=== GOAL OF THE EXERCISE ===
Write the entries below out again exactly; any picture in them stays out.

=== DATA RECORDS ===
Begin

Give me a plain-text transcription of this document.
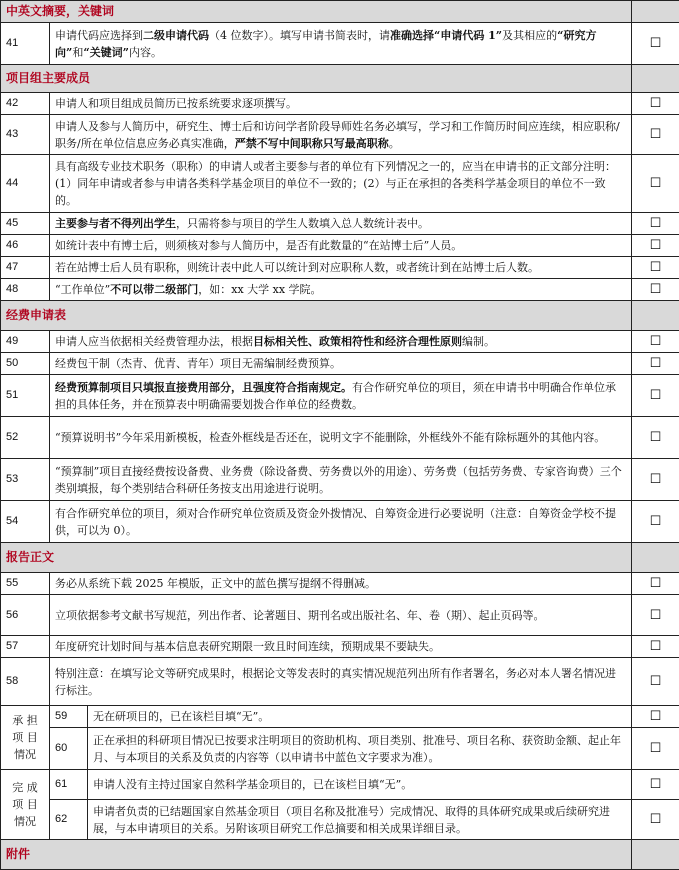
中英文摘要，关键词			
41	申请代码应选择到二级申请代码（4 位数字）。填写申请书简表时，请准确选择“申请代码 1”及其相应的“研究方向”和“关键词”内容。		☐
项目组主要成员			
42	申请人和项目组成员简历已按系统要求逐项撰写。		☐
43	申请人及参与人简历中，研究生、博士后和访问学者阶段导师姓名务必填写，学习和工作简历时间应连续，相应职称/职务/所在单位信息应务必真实准确，严禁不写中间职称只写最高职称。		☐
44	具有高级专业技术职务（职称）的申请人或者主要参与者的单位有下列情况之一的，应当在申请书的正文部分注明：(1）同年申请或者参与申请各类科学基金项目的单位不一致的；(2）与正在承担的各类科学基金项目的单位不一致的。		☐
45	主要参与者不得列出学生，只需将参与项目的学生人数填入总人数统计表中。		☐
46	如统计表中有博士后，则须核对参与人简历中，是否有此数量的“在站博士后”人员。		☐
47	若在站博士后人员有职称，则统计表中此人可以统计到对应职称人数，或者统计到在站博士后人数。		☐
48	“工作单位”不可以带二级部门，如：xx 大学 xx 学院。		☐
经费申请表			
49	申请人应当依据相关经费管理办法，根据目标相关性、政策相符性和经济合理性原则编制。		☐
50	经费包干制（杰青、优青、青年）项目无需编制经费预算。		☐
51	经费预算制项目只填报直接费用部分，且强度符合指南规定。有合作研究单位的项目，须在申请书中明确合作单位承担的具体任务，并在预算表中明确需要划拨合作单位的经费数。		☐
52	“预算说明书”今年采用新模板，检查外框线是否还在，说明文字不能删除，外框线外不能有除标题外的其他内容。		☐
53	“预算制”项目直接经费按设备费、业务费（除设备费、劳务费以外的用途）、劳务费（包括劳务费、专家咨询费）三个类别填报，每个类别结合科研任务按支出用途进行说明。		☐
54	有合作研究单位的项目，须对合作研究单位资质及资金外拨情况、自筹资金进行必要说明（注意：自筹资金学校不提供，可以为 0）。		☐
报告正文			
55	务必从系统下载 2025 年模版，正文中的蓝色撰写提纲不得删减。		☐
56	立项依据参考文献书写规范，列出作者、论著题目、期刊名或出版社名、年、卷（期）、起止页码等。		☐
57	年度研究计划时间与基本信息表研究期限一致且时间连续，预期成果不要缺失。		☐
58	特别注意：在填写论文等研究成果时，根据论文等发表时的真实情况规范列出所有作者署名，务必对本人署名情况进行标注。		☐
承 担 项 目 情况	59	无在研项目的，已在该栏目填“无”。	☐
	60	正在承担的科研项目情况已按要求注明项目的资助机构、项目类别、批准号、项目名称、获资助金额、起止年月、与本项目的关系及负责的内容等（以申请书中蓝色文字要求为准）。	☐
完 成 项 目 情况	61	申请人没有主持过国家自然科学基金项目的，已在该栏目填“无”。	☐
	62	申请者负责的已结题国家自然基金项目（项目名称及批准号）完成情况、取得的具体研究成果或后续研究进展，与本申请项目的关系。另附该项目研究工作总摘要和相关成果详细目录。	☐
附件			
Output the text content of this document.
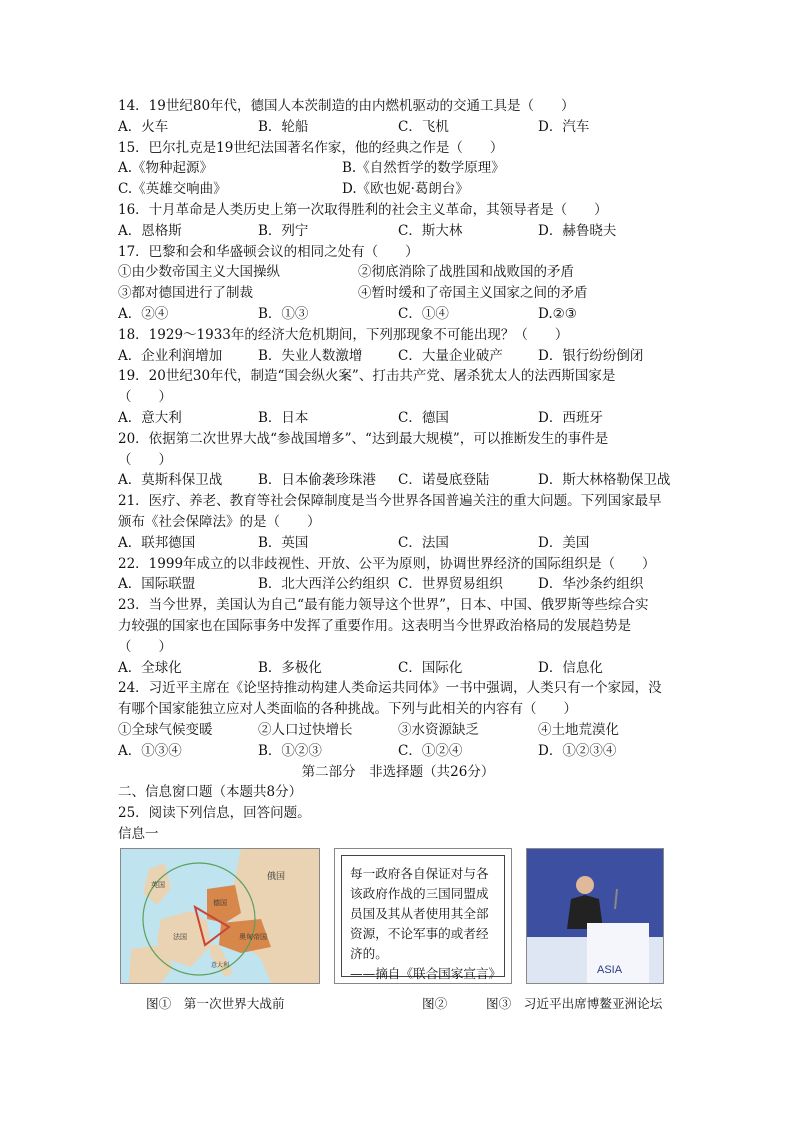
14．19世纪80年代，德国人本茨制造的由内燃机驱动的交通工具是（　　）
A．火车	B．轮船	C．飞机	D．汽车
15．巴尔扎克是19世纪法国著名作家，他的经典之作是（　　）
A.《物种起源》	B.《自然哲学的数学原理》
C.《英雄交响曲》	D.《欧也妮·葛朗台》
16．十月革命是人类历史上第一次取得胜利的社会主义革命，其领导者是（　　）
A．恩格斯	B．列宁	C．斯大林	D．赫鲁晓夫
17．巴黎和会和华盛顿会议的相同之处有（　　）
①由少数帝国主义大国操纵	②彻底消除了战胜国和战败国的矛盾
③都对德国进行了制裁	④暂时缓和了帝国主义国家之间的矛盾
A．②④	B．①③	C．①④	D.②③
18．1929～1933年的经济大危机期间，下列那现象不可能出现？（　　）
A．企业利润增加	B．失业人数激增	C．大量企业破产	D．银行纷纷倒闭
19．20世纪30年代，制造“国会纵火案”、打击共产党、屠杀犹太人的法西斯国家是
（　　）
A．意大利	B．日本	C．德国	D．西班牙
20．依据第二次世界大战“参战国增多”、“达到最大规模”，可以推断发生的事件是
（　　）
A．莫斯科保卫战	B．日本偷袭珍珠港	C．诺曼底登陆	D．斯大林格勒保卫战
21．医疗、养老、教育等社会保障制度是当今世界各国普遍关注的重大问题。下列国家最早
颁布《社会保障法》的是（　　）
A．联邦德国	B．英国	C．法国	D．美国
22．1999年成立的以非歧视性、开放、公平为原则，协调世界经济的国际组织是（　　）
A．国际联盟	B．北大西洋公约组织 C．世界贸易组织	D．华沙条约组织
23．当今世界，美国认为自己“最有能力领导这个世界”，日本、中国、俄罗斯等些综合实
力较强的国家也在国际事务中发挥了重要作用。这表明当今世界政治格局的发展趋势是
（　　）
A．全球化	B．多极化	C．国际化	D．信息化
24．习近平主席在《论坚持推动构建人类命运共同体》一书中强调，人类只有一个家园，没
有哪个国家能独立应对人类面临的各种挑战。下列与此相关的内容有（　　）
①全球气候变暖	②人口过快增长	③水资源缺乏	④土地荒漠化
A．①③④	B．①②③	C．①②④	D．①②③④
第二部分　非选择题（共26分）
二、信息窗口题（本题共8分）
25．阅读下列信息，回答问题。
信息一
俄国
奥匈帝国
德国
法国
意大利
英国
每一政府各自保证对与各该政府作战的三国同盟成员国及其从者使用其全部资源，不论军事的或者经济的。
——摘自《联合国家宣言》	ASIA
图①　第一次世界大战前	图②	图③　习近平出席博鳌亚洲论坛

End

=== OUTPUT FOR THIS EXERCISE ===
Give me a plain-text transcription of this document.
中英文摘要，关键词			
41	申请代码应选择到二级申请代码（4 位数字）。填写申请书简表时，请准确选择“申请代码 1”及其相应的“研究方向”和“关键词”内容。		☐
项目组主要成员			
42	申请人和项目组成员简历已按系统要求逐项撰写。		☐
43	申请人及参与人简历中，研究生、博士后和访问学者阶段导师姓名务必填写，学习和工作简历时间应连续，相应职称/职务/所在单位信息应务必真实准确，严禁不写中间职称只写最高职称。		☐
44	具有高级专业技术职务（职称）的申请人或者主要参与者的单位有下列情况之一的，应当在申请书的正文部分注明：(1）同年申请或者参与申请各类科学基金项目的单位不一致的；(2）与正在承担的各类科学基金项目的单位不一致的。		☐
45	主要参与者不得列出学生，只需将参与项目的学生人数填入总人数统计表中。		☐
46	如统计表中有博士后，则须核对参与人简历中，是否有此数量的“在站博士后”人员。		☐
47	若在站博士后人员有职称，则统计表中此人可以统计到对应职称人数，或者统计到在站博士后人数。		☐
48	“工作单位”不可以带二级部门，如：xx 大学 xx 学院。		☐
经费申请表			
49	申请人应当依据相关经费管理办法，根据目标相关性、政策相符性和经济合理性原则编制。		☐
50	经费包干制（杰青、优青、青年）项目无需编制经费预算。		☐
51	经费预算制项目只填报直接费用部分，且强度符合指南规定。有合作研究单位的项目，须在申请书中明确合作单位承担的具体任务，并在预算表中明确需要划拨合作单位的经费数。		☐
52	“预算说明书”今年采用新模板，检查外框线是否还在，说明文字不能删除，外框线外不能有除标题外的其他内容。		☐
53	“预算制”项目直接经费按设备费、业务费（除设备费、劳务费以外的用途）、劳务费（包括劳务费、专家咨询费）三个类别填报，每个类别结合科研任务按支出用途进行说明。		☐
54	有合作研究单位的项目，须对合作研究单位资质及资金外拨情况、自筹资金进行必要说明（注意：自筹资金学校不提供，可以为 0）。		☐
报告正文			
55	务必从系统下载 2025 年模版，正文中的蓝色撰写提纲不得删减。		☐
56	立项依据参考文献书写规范，列出作者、论著题目、期刊名或出版社名、年、卷（期）、起止页码等。		☐
57	年度研究计划时间与基本信息表研究期限一致且时间连续，预期成果不要缺失。		☐
58	特别注意：在填写论文等研究成果时，根据论文等发表时的真实情况规范列出所有作者署名，务必对本人署名情况进行标注。		☐
承 担 项 目 情况	59	无在研项目的，已在该栏目填“无”。	☐
	60	正在承担的科研项目情况已按要求注明项目的资助机构、项目类别、批准号、项目名称、获资助金额、起止年月、与本项目的关系及负责的内容等（以申请书中蓝色文字要求为准）。	☐
完 成 项 目 情况	61	申请人没有主持过国家自然科学基金项目的，已在该栏目填“无”。	☐
	62	申请者负责的已结题国家自然基金项目（项目名称及批准号）完成情况、取得的具体研究成果或后续研究进展，与本申请项目的关系。另附该项目研究工作总摘要和相关成果详细目录。	☐
附件			
Output the text content of this document.
14．19世纪80年代，德国人本茨制造的由内燃机驱动的交通工具是（　　）
A．火车	B．轮船	C．飞机	D．汽车
15．巴尔扎克是19世纪法国著名作家，他的经典之作是（　　）
A.《物种起源》	B.《自然哲学的数学原理》
C.《英雄交响曲》	D.《欧也妮·葛朗台》
16．十月革命是人类历史上第一次取得胜利的社会主义革命，其领导者是（　　）
A．恩格斯	B．列宁	C．斯大林	D．赫鲁晓夫
17．巴黎和会和华盛顿会议的相同之处有（　　）
①由少数帝国主义大国操纵	②彻底消除了战胜国和战败国的矛盾
③都对德国进行了制裁	④暂时缓和了帝国主义国家之间的矛盾
A．②④	B．①③	C．①④	D.②③
18．1929～1933年的经济大危机期间，下列那现象不可能出现？（　　）
A．企业利润增加	B．失业人数激增	C．大量企业破产	D．银行纷纷倒闭
19．20世纪30年代，制造“国会纵火案”、打击共产党、屠杀犹太人的法西斯国家是
（　　）
A．意大利	B．日本	C．德国	D．西班牙
20．依据第二次世界大战“参战国增多”、“达到最大规模”，可以推断发生的事件是
（　　）
A．莫斯科保卫战	B．日本偷袭珍珠港	C．诺曼底登陆	D．斯大林格勒保卫战
21．医疗、养老、教育等社会保障制度是当今世界各国普遍关注的重大问题。下列国家最早
颁布《社会保障法》的是（　　）
A．联邦德国	B．英国	C．法国	D．美国
22．1999年成立的以非歧视性、开放、公平为原则，协调世界经济的国际组织是（　　）
A．国际联盟	B．北大西洋公约组织 C．世界贸易组织	D．华沙条约组织
23．当今世界，美国认为自己“最有能力领导这个世界”，日本、中国、俄罗斯等些综合实
力较强的国家也在国际事务中发挥了重要作用。这表明当今世界政治格局的发展趋势是
（　　）
A．全球化	B．多极化	C．国际化	D．信息化
24．习近平主席在《论坚持推动构建人类命运共同体》一书中强调，人类只有一个家园，没
有哪个国家能独立应对人类面临的各种挑战。下列与此相关的内容有（　　）
①全球气候变暖	②人口过快增长	③水资源缺乏	④土地荒漠化
A．①③④	B．①②③	C．①②④	D．①②③④
第二部分　非选择题（共26分）
二、信息窗口题（本题共8分）
25．阅读下列信息，回答问题。
信息一
俄国
奥匈帝国
德国
法国
意大利
英国
每一政府各自保证对与各该政府作战的三国同盟成员国及其从者使用其全部资源，不论军事的或者经济的。
——摘自《联合国家宣言》	ASIA
图①　第一次世界大战前	图②	图③　习近平出席博鳌亚洲论坛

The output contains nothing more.